State how many lines of the data below contain the string "paused", treating uppercase and lowercase as different. Reply with the number only.

[Records in a dataset]
:::
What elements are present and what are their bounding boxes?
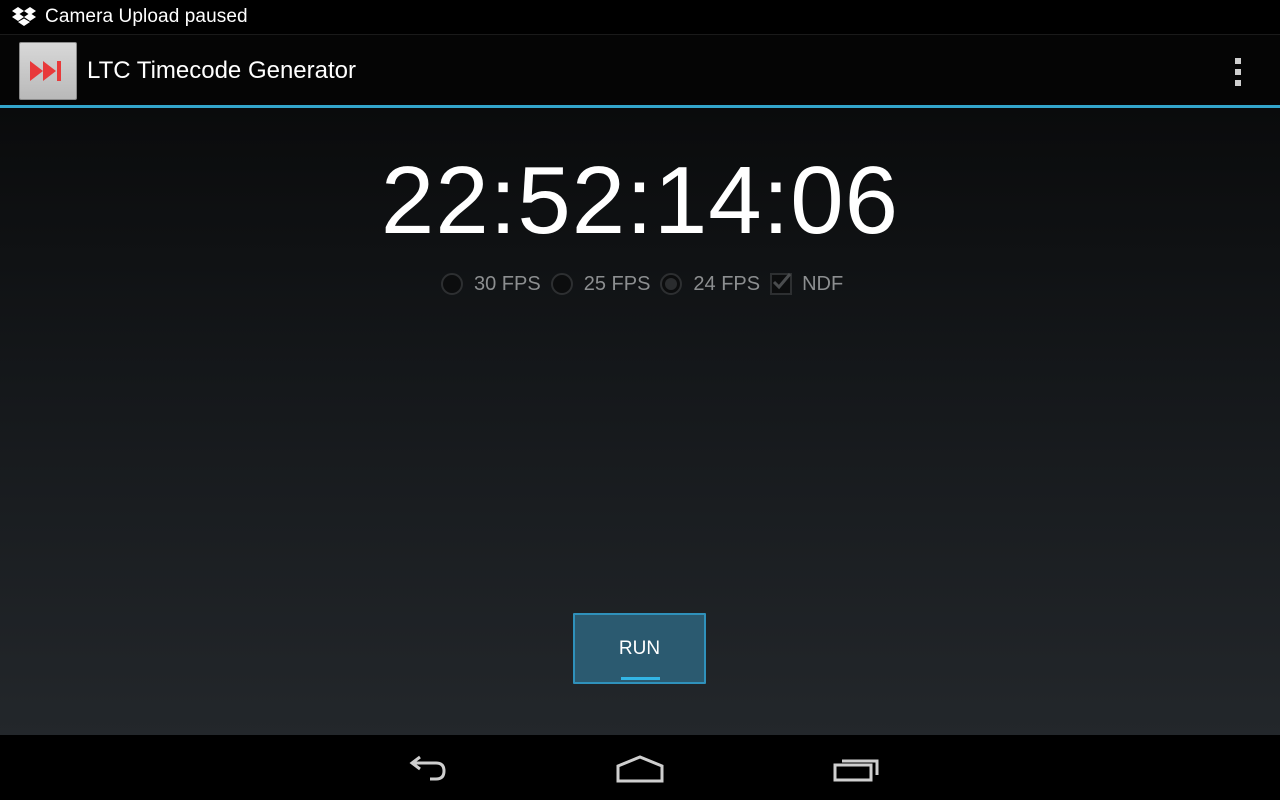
app-title: LTC Timecode Generator [87,57,357,84]
screen: Camera Upload paused LTC Timecode Genera… [0,0,1280,800]
fast-forward-icon[interactable] [19,42,77,100]
radio-button[interactable] [550,273,573,295]
ndf-label: NDF [802,272,844,295]
fps-25-option[interactable]: 25 FPS [550,272,651,296]
back-icon[interactable] [394,749,454,789]
fps-30-option[interactable]: 30 FPS [441,273,541,296]
action-bar: LTC Timecode Generator [0,34,1280,108]
dropbox-icon [12,5,36,29]
run-button-focus-indicator [621,677,660,680]
radio-button[interactable] [441,273,463,295]
notification-text: Camera Upload paused [45,6,248,27]
fps-25-label: 25 FPS [583,272,651,295]
ndf-option[interactable]: NDF [770,273,843,296]
home-icon[interactable] [610,749,670,789]
timecode-display: 22:52:14:06 [380,147,900,254]
fps-24-label: 24 FPS [693,272,761,295]
fps-24-option[interactable]: 24 FPS [660,273,760,296]
run-button-label: RUN [618,637,661,659]
ndf-checkbox[interactable] [770,273,793,295]
overflow-menu-icon[interactable] [1227,55,1249,89]
run-button[interactable]: RUN [573,613,706,684]
frame-rate-options: 30 FPS 25 FPS 24 FPS NDF [441,270,853,298]
checkmark-icon [773,273,792,290]
fps-30-label: 30 FPS [474,272,541,295]
navigation-bar [0,735,1280,800]
radio-button-selected[interactable] [660,273,683,295]
status-bar: Camera Upload paused [0,0,1280,34]
main-content: 22:52:14:06 30 FPS 25 FPS 24 FPS NDF RUN [0,108,1280,735]
recent-apps-icon[interactable] [827,749,887,789]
:::
### Solution to the problem
3